> _Requirements_
Transcribe every line of the listing below without any deviation.

Figure contents as structured data:
★ ★ ★ ★

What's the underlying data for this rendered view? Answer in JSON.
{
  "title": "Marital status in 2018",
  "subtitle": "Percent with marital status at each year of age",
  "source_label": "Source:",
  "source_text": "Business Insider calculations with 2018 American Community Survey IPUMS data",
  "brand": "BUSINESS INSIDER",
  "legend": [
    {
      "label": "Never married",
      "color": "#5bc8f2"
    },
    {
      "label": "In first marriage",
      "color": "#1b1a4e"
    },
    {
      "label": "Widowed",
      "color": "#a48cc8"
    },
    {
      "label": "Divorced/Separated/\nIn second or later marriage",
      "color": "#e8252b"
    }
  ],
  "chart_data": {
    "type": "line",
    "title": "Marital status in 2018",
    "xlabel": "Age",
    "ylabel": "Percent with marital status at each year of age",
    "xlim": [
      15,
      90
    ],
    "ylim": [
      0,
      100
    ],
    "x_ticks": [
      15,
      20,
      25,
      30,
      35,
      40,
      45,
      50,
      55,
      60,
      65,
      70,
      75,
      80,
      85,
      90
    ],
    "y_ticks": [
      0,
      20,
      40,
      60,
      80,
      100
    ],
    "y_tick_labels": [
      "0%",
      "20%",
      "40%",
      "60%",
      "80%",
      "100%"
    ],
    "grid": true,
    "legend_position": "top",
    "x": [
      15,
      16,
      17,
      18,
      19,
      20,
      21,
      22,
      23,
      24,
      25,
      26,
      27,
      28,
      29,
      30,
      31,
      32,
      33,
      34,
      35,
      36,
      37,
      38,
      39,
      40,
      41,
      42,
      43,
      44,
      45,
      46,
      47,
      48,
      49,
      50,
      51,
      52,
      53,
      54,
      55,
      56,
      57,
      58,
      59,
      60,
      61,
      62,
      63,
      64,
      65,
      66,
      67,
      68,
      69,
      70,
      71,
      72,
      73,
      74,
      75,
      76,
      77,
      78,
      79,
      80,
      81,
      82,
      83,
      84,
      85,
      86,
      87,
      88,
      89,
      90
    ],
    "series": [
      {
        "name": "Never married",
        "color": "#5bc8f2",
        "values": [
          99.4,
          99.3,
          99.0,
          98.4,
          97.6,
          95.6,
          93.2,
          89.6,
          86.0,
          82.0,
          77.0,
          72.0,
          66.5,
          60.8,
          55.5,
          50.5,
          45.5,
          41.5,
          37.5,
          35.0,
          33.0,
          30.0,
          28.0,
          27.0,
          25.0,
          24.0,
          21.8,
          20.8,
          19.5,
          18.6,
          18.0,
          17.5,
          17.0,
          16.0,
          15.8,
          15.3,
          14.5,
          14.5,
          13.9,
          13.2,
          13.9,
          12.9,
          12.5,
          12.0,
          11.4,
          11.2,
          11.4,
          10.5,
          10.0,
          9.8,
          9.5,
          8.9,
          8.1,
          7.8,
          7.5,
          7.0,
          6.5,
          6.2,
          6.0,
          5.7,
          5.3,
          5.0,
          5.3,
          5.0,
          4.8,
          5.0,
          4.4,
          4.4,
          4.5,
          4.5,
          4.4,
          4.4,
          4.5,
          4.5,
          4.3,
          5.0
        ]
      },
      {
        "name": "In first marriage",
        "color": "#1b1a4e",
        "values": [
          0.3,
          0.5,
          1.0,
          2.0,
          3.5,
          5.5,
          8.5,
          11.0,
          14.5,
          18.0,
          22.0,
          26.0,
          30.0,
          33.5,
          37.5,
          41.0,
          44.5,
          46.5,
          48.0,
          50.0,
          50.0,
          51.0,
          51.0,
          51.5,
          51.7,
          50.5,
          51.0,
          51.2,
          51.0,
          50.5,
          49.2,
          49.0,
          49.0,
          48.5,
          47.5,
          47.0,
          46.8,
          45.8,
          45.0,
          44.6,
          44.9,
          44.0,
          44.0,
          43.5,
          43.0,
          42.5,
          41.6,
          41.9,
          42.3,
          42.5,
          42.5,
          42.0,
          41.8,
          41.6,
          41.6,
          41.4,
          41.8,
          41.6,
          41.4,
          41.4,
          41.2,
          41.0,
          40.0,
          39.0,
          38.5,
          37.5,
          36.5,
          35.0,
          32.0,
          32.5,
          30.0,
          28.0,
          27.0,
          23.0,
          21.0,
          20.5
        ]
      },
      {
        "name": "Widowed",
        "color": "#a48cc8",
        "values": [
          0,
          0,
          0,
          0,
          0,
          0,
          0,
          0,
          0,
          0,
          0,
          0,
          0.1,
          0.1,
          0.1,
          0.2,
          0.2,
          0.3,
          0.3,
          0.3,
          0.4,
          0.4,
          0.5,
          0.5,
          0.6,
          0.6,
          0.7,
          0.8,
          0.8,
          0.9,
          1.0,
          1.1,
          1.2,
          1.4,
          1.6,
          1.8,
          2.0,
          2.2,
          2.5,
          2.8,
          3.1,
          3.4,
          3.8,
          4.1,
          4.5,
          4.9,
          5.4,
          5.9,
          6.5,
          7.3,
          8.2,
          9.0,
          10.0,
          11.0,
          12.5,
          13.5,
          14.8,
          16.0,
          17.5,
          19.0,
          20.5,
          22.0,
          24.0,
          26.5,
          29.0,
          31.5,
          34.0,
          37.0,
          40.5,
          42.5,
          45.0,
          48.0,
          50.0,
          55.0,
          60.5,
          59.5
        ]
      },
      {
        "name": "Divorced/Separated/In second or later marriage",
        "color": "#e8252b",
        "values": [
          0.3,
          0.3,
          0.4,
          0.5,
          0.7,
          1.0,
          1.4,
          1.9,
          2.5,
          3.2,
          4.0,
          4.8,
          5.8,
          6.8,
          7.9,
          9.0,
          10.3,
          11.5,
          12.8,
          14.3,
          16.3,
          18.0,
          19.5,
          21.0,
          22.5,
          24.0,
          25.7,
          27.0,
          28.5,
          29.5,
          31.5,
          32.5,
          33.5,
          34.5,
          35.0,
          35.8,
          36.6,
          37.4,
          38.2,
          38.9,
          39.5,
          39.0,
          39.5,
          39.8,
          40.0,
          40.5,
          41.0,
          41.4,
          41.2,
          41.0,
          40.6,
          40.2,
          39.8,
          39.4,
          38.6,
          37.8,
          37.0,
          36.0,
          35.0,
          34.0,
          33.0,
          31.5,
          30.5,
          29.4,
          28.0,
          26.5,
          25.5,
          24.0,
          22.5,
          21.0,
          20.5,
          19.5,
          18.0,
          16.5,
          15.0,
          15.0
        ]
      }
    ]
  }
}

★ ★ ★ ★

> _Exercise solution_
What's the underlying data for this rendered view? Answer in JSON.
{
  "title": "Marital status in 2018",
  "subtitle": "Percent with marital status at each year of age",
  "source_label": "Source:",
  "source_text": "Business Insider calculations with 2018 American Community Survey IPUMS data",
  "brand": "BUSINESS INSIDER",
  "legend": [
    {
      "label": "Never married",
      "color": "#5bc8f2"
    },
    {
      "label": "In first marriage",
      "color": "#1b1a4e"
    },
    {
      "label": "Widowed",
      "color": "#a48cc8"
    },
    {
      "label": "Divorced/Separated/\nIn second or later marriage",
      "color": "#e8252b"
    }
  ],
  "chart_data": {
    "type": "line",
    "title": "Marital status in 2018",
    "xlabel": "Age",
    "ylabel": "Percent with marital status at each year of age",
    "xlim": [
      15,
      90
    ],
    "ylim": [
      0,
      100
    ],
    "x_ticks": [
      15,
      20,
      25,
      30,
      35,
      40,
      45,
      50,
      55,
      60,
      65,
      70,
      75,
      80,
      85,
      90
    ],
    "y_ticks": [
      0,
      20,
      40,
      60,
      80,
      100
    ],
    "y_tick_labels": [
      "0%",
      "20%",
      "40%",
      "60%",
      "80%",
      "100%"
    ],
    "grid": true,
    "legend_position": "top",
    "x": [
      15,
      16,
      17,
      18,
      19,
      20,
      21,
      22,
      23,
      24,
      25,
      26,
      27,
      28,
      29,
      30,
      31,
      32,
      33,
      34,
      35,
      36,
      37,
      38,
      39,
      40,
      41,
      42,
      43,
      44,
      45,
      46,
      47,
      48,
      49,
      50,
      51,
      52,
      53,
      54,
      55,
      56,
      57,
      58,
      59,
      60,
      61,
      62,
      63,
      64,
      65,
      66,
      67,
      68,
      69,
      70,
      71,
      72,
      73,
      74,
      75,
      76,
      77,
      78,
      79,
      80,
      81,
      82,
      83,
      84,
      85,
      86,
      87,
      88,
      89,
      90
    ],
    "series": [
      {
        "name": "Never married",
        "color": "#5bc8f2",
        "values": [
          99.4,
          99.3,
          99.0,
          98.4,
          97.6,
          95.6,
          93.2,
          89.6,
          86.0,
          82.0,
          77.0,
          72.0,
          66.5,
          60.8,
          55.5,
          50.5,
          45.5,
          41.5,
          37.5,
          35.0,
          33.0,
          30.0,
          28.0,
          27.0,
          25.0,
          24.0,
          21.8,
          20.8,
          19.5,
          18.6,
          18.0,
          17.5,
          17.0,
          16.0,
          15.8,
          15.3,
          14.5,
          14.5,
          13.9,
          13.2,
          13.9,
          12.9,
          12.5,
          12.0,
          11.4,
          11.2,
          11.4,
          10.5,
          10.0,
          9.8,
          9.5,
          8.9,
          8.1,
          7.8,
          7.5,
          7.0,
          6.5,
          6.2,
          6.0,
          5.7,
          5.3,
          5.0,
          5.3,
          5.0,
          4.8,
          5.0,
          4.4,
          4.4,
          4.5,
          4.5,
          4.4,
          4.4,
          4.5,
          4.5,
          4.3,
          5.0
        ]
      },
      {
        "name": "In first marriage",
        "color": "#1b1a4e",
        "values": [
          0.3,
          0.5,
          1.0,
          2.0,
          3.5,
          5.5,
          8.5,
          11.0,
          14.5,
          18.0,
          22.0,
          26.0,
          30.0,
          33.5,
          37.5,
          41.0,
          44.5,
          46.5,
          48.0,
          50.0,
          50.0,
          51.0,
          51.0,
          51.5,
          51.7,
          50.5,
          51.0,
          51.2,
          51.0,
          50.5,
          49.2,
          49.0,
          49.0,
          48.5,
          47.5,
          47.0,
          46.8,
          45.8,
          45.0,
          44.6,
          44.9,
          44.0,
          44.0,
          43.5,
          43.0,
          42.5,
          41.6,
          41.9,
          42.3,
          42.5,
          42.5,
          42.0,
          41.8,
          41.6,
          41.6,
          41.4,
          41.8,
          41.6,
          41.4,
          41.4,
          41.2,
          41.0,
          40.0,
          39.0,
          38.5,
          37.5,
          36.5,
          35.0,
          32.0,
          32.5,
          30.0,
          28.0,
          27.0,
          23.0,
          21.0,
          20.5
        ]
      },
      {
        "name": "Widowed",
        "color": "#a48cc8",
        "values": [
          0,
          0,
          0,
          0,
          0,
          0,
          0,
          0,
          0,
          0,
          0,
          0,
          0.1,
          0.1,
          0.1,
          0.2,
          0.2,
          0.3,
          0.3,
          0.3,
          0.4,
          0.4,
          0.5,
          0.5,
          0.6,
          0.6,
          0.7,
          0.8,
          0.8,
          0.9,
          1.0,
          1.1,
          1.2,
          1.4,
          1.6,
          1.8,
          2.0,
          2.2,
          2.5,
          2.8,
          3.1,
          3.4,
          3.8,
          4.1,
          4.5,
          4.9,
          5.4,
          5.9,
          6.5,
          7.3,
          8.2,
          9.0,
          10.0,
          11.0,
          12.5,
          13.5,
          14.8,
          16.0,
          17.5,
          19.0,
          20.5,
          22.0,
          24.0,
          26.5,
          29.0,
          31.5,
          34.0,
          37.0,
          40.5,
          42.5,
          45.0,
          48.0,
          50.0,
          55.0,
          60.5,
          59.5
        ]
      },
      {
        "name": "Divorced/Separated/In second or later marriage",
        "color": "#e8252b",
        "values": [
          0.3,
          0.3,
          0.4,
          0.5,
          0.7,
          1.0,
          1.4,
          1.9,
          2.5,
          3.2,
          4.0,
          4.8,
          5.8,
          6.8,
          7.9,
          9.0,
          10.3,
          11.5,
          12.8,
          14.3,
          16.3,
          18.0,
          19.5,
          21.0,
          22.5,
          24.0,
          25.7,
          27.0,
          28.5,
          29.5,
          31.5,
          32.5,
          33.5,
          34.5,
          35.0,
          35.8,
          36.6,
          37.4,
          38.2,
          38.9,
          39.5,
          39.0,
          39.5,
          39.8,
          40.0,
          40.5,
          41.0,
          41.4,
          41.2,
          41.0,
          40.6,
          40.2,
          39.8,
          39.4,
          38.6,
          37.8,
          37.0,
          36.0,
          35.0,
          34.0,
          33.0,
          31.5,
          30.5,
          29.4,
          28.0,
          26.5,
          25.5,
          24.0,
          22.5,
          21.0,
          20.5,
          19.5,
          18.0,
          16.5,
          15.0,
          15.0
        ]
      }
    ]
  }
}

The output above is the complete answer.